Figure dataset records:

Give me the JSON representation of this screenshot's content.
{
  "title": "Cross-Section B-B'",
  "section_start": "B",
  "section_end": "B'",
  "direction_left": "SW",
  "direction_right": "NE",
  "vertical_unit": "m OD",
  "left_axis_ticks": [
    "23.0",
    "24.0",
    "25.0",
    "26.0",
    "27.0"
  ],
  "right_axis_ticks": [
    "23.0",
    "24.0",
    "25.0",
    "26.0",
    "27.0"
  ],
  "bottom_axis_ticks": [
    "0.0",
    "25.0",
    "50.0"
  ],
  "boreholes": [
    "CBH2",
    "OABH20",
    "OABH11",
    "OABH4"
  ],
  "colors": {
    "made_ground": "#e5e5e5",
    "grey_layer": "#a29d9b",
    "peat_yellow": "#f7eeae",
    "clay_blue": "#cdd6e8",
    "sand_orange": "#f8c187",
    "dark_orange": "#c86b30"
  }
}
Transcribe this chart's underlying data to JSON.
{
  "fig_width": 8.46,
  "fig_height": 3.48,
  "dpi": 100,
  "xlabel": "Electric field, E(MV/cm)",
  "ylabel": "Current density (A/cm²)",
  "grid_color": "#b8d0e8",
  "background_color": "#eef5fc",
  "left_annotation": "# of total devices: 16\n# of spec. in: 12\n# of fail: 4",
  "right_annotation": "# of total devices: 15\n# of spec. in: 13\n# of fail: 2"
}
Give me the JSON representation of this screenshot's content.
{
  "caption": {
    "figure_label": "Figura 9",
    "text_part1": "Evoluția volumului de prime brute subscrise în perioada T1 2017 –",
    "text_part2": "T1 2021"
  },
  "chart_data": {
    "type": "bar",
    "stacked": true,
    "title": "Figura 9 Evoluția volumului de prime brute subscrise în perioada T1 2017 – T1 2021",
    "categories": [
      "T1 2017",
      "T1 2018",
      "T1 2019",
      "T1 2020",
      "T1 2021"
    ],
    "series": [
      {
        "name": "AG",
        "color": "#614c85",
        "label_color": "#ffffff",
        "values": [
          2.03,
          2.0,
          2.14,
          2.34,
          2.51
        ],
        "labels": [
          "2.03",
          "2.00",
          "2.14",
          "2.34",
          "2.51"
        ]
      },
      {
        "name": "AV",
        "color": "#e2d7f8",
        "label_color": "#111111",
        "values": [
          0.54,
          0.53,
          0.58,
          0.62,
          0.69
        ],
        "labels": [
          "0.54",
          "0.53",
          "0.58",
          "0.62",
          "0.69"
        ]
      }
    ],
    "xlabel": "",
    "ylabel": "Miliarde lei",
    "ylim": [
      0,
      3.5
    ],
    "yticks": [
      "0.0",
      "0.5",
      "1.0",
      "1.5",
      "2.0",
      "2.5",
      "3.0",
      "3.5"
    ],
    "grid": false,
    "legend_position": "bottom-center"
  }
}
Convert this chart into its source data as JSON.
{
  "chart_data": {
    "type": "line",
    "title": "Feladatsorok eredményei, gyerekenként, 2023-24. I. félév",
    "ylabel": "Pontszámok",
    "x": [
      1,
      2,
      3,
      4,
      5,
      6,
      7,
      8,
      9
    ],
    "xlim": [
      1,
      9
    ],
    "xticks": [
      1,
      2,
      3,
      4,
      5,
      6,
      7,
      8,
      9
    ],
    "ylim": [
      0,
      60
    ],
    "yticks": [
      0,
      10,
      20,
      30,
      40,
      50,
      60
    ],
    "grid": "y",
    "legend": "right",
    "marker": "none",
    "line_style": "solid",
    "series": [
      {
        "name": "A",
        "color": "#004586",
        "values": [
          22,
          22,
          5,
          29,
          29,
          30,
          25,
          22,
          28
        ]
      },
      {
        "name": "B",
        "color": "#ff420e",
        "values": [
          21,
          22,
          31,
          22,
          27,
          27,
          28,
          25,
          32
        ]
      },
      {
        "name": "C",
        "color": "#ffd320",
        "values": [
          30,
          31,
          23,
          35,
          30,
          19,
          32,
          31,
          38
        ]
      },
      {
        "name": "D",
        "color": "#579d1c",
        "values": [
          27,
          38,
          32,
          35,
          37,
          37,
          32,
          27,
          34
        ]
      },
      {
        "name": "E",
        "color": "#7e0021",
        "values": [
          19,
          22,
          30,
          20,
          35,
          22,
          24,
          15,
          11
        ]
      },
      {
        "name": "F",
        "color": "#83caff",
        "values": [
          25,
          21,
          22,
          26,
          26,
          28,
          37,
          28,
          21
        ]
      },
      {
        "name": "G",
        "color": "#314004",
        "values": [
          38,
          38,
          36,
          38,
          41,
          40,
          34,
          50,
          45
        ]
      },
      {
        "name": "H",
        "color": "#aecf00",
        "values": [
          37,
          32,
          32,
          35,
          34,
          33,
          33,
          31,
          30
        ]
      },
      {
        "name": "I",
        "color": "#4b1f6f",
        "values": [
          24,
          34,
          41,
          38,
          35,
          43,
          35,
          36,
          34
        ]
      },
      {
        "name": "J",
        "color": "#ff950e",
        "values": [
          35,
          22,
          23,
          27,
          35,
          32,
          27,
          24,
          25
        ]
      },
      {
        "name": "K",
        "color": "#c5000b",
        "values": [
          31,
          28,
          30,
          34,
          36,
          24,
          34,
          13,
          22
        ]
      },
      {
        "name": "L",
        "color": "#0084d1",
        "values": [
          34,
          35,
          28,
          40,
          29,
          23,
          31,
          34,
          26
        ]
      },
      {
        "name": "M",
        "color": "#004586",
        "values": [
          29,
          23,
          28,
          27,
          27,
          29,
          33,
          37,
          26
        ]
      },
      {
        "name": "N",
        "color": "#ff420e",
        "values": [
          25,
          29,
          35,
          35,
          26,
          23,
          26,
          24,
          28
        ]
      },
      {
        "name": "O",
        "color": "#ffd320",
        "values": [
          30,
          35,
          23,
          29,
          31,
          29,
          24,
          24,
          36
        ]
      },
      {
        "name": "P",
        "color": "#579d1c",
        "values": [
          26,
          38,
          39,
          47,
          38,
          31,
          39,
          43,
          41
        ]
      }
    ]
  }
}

What the task asks: Reproduce the data, keeping every line exactly the same.

Solution to this exercise:
Give me the JSON representation of this screenshot's content.
{
  "title": "Cross-Section B-B'",
  "section_start": "B",
  "section_end": "B'",
  "direction_left": "SW",
  "direction_right": "NE",
  "vertical_unit": "m OD",
  "left_axis_ticks": [
    "23.0",
    "24.0",
    "25.0",
    "26.0",
    "27.0"
  ],
  "right_axis_ticks": [
    "23.0",
    "24.0",
    "25.0",
    "26.0",
    "27.0"
  ],
  "bottom_axis_ticks": [
    "0.0",
    "25.0",
    "50.0"
  ],
  "boreholes": [
    "CBH2",
    "OABH20",
    "OABH11",
    "OABH4"
  ],
  "colors": {
    "made_ground": "#e5e5e5",
    "grey_layer": "#a29d9b",
    "peat_yellow": "#f7eeae",
    "clay_blue": "#cdd6e8",
    "sand_orange": "#f8c187",
    "dark_orange": "#c86b30"
  }
}
Transcribe this chart's underlying data to JSON.
{
  "fig_width": 8.46,
  "fig_height": 3.48,
  "dpi": 100,
  "xlabel": "Electric field, E(MV/cm)",
  "ylabel": "Current density (A/cm²)",
  "grid_color": "#b8d0e8",
  "background_color": "#eef5fc",
  "left_annotation": "# of total devices: 16\n# of spec. in: 12\n# of fail: 4",
  "right_annotation": "# of total devices: 15\n# of spec. in: 13\n# of fail: 2"
}
Give me the JSON representation of this screenshot's content.
{
  "caption": {
    "figure_label": "Figura 9",
    "text_part1": "Evoluția volumului de prime brute subscrise în perioada T1 2017 –",
    "text_part2": "T1 2021"
  },
  "chart_data": {
    "type": "bar",
    "stacked": true,
    "title": "Figura 9 Evoluția volumului de prime brute subscrise în perioada T1 2017 – T1 2021",
    "categories": [
      "T1 2017",
      "T1 2018",
      "T1 2019",
      "T1 2020",
      "T1 2021"
    ],
    "series": [
      {
        "name": "AG",
        "color": "#614c85",
        "label_color": "#ffffff",
        "values": [
          2.03,
          2.0,
          2.14,
          2.34,
          2.51
        ],
        "labels": [
          "2.03",
          "2.00",
          "2.14",
          "2.34",
          "2.51"
        ]
      },
      {
        "name": "AV",
        "color": "#e2d7f8",
        "label_color": "#111111",
        "values": [
          0.54,
          0.53,
          0.58,
          0.62,
          0.69
        ],
        "labels": [
          "0.54",
          "0.53",
          "0.58",
          "0.62",
          "0.69"
        ]
      }
    ],
    "xlabel": "",
    "ylabel": "Miliarde lei",
    "ylim": [
      0,
      3.5
    ],
    "yticks": [
      "0.0",
      "0.5",
      "1.0",
      "1.5",
      "2.0",
      "2.5",
      "3.0",
      "3.5"
    ],
    "grid": false,
    "legend_position": "bottom-center"
  }
}
Convert this chart into its source data as JSON.
{
  "chart_data": {
    "type": "line",
    "title": "Feladatsorok eredményei, gyerekenként, 2023-24. I. félév",
    "ylabel": "Pontszámok",
    "x": [
      1,
      2,
      3,
      4,
      5,
      6,
      7,
      8,
      9
    ],
    "xlim": [
      1,
      9
    ],
    "xticks": [
      1,
      2,
      3,
      4,
      5,
      6,
      7,
      8,
      9
    ],
    "ylim": [
      0,
      60
    ],
    "yticks": [
      0,
      10,
      20,
      30,
      40,
      50,
      60
    ],
    "grid": "y",
    "legend": "right",
    "marker": "none",
    "line_style": "solid",
    "series": [
      {
        "name": "A",
        "color": "#004586",
        "values": [
          22,
          22,
          5,
          29,
          29,
          30,
          25,
          22,
          28
        ]
      },
      {
        "name": "B",
        "color": "#ff420e",
        "values": [
          21,
          22,
          31,
          22,
          27,
          27,
          28,
          25,
          32
        ]
      },
      {
        "name": "C",
        "color": "#ffd320",
        "values": [
          30,
          31,
          23,
          35,
          30,
          19,
          32,
          31,
          38
        ]
      },
      {
        "name": "D",
        "color": "#579d1c",
        "values": [
          27,
          38,
          32,
          35,
          37,
          37,
          32,
          27,
          34
        ]
      },
      {
        "name": "E",
        "color": "#7e0021",
        "values": [
          19,
          22,
          30,
          20,
          35,
          22,
          24,
          15,
          11
        ]
      },
      {
        "name": "F",
        "color": "#83caff",
        "values": [
          25,
          21,
          22,
          26,
          26,
          28,
          37,
          28,
          21
        ]
      },
      {
        "name": "G",
        "color": "#314004",
        "values": [
          38,
          38,
          36,
          38,
          41,
          40,
          34,
          50,
          45
        ]
      },
      {
        "name": "H",
        "color": "#aecf00",
        "values": [
          37,
          32,
          32,
          35,
          34,
          33,
          33,
          31,
          30
        ]
      },
      {
        "name": "I",
        "color": "#4b1f6f",
        "values": [
          24,
          34,
          41,
          38,
          35,
          43,
          35,
          36,
          34
        ]
      },
      {
        "name": "J",
        "color": "#ff950e",
        "values": [
          35,
          22,
          23,
          27,
          35,
          32,
          27,
          24,
          25
        ]
      },
      {
        "name": "K",
        "color": "#c5000b",
        "values": [
          31,
          28,
          30,
          34,
          36,
          24,
          34,
          13,
          22
        ]
      },
      {
        "name": "L",
        "color": "#0084d1",
        "values": [
          34,
          35,
          28,
          40,
          29,
          23,
          31,
          34,
          26
        ]
      },
      {
        "name": "M",
        "color": "#004586",
        "values": [
          29,
          23,
          28,
          27,
          27,
          29,
          33,
          37,
          26
        ]
      },
      {
        "name": "N",
        "color": "#ff420e",
        "values": [
          25,
          29,
          35,
          35,
          26,
          23,
          26,
          24,
          28
        ]
      },
      {
        "name": "O",
        "color": "#ffd320",
        "values": [
          30,
          35,
          23,
          29,
          31,
          29,
          24,
          24,
          36
        ]
      },
      {
        "name": "P",
        "color": "#579d1c",
        "values": [
          26,
          38,
          39,
          47,
          38,
          31,
          39,
          43,
          41
        ]
      }
    ]
  }
}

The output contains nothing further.